— START OF WORKING DATA —

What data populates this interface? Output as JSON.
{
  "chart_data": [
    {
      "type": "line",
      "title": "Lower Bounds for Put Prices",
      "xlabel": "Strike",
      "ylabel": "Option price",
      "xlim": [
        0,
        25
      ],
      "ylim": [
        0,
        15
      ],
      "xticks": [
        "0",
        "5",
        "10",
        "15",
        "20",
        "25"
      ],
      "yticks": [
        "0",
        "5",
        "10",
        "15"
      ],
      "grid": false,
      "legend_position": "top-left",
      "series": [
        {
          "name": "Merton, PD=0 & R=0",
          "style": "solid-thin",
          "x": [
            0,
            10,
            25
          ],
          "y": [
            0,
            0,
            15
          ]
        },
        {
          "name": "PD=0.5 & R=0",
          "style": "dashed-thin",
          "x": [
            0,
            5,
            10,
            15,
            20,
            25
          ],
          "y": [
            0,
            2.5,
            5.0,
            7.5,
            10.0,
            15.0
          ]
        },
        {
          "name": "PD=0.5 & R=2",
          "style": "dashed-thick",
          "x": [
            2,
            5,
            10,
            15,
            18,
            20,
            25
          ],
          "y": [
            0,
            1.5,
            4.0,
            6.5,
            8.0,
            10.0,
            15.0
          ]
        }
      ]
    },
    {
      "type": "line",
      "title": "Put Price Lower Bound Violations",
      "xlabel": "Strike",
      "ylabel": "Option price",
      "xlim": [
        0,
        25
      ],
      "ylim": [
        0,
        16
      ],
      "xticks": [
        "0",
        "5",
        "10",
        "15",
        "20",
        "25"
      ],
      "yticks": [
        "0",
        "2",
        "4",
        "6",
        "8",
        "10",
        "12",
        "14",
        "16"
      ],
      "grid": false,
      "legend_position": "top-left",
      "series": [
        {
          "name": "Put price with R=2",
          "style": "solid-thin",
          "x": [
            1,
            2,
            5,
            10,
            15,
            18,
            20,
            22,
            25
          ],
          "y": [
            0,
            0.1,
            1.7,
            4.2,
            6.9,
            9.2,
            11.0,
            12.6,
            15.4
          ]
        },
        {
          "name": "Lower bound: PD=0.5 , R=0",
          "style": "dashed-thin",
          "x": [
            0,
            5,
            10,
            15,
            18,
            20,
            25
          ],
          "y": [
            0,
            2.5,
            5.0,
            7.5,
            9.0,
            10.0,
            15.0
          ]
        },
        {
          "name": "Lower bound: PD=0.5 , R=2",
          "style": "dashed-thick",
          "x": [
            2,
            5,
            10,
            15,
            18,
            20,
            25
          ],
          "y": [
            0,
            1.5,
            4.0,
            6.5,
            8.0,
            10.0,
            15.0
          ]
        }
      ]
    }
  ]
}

— END OF WORKING DATA —

What is the number of lines in this listing that contain the word "title"? Answer with that number and nothing else.

RESULT OF THIS EXERCISE.
2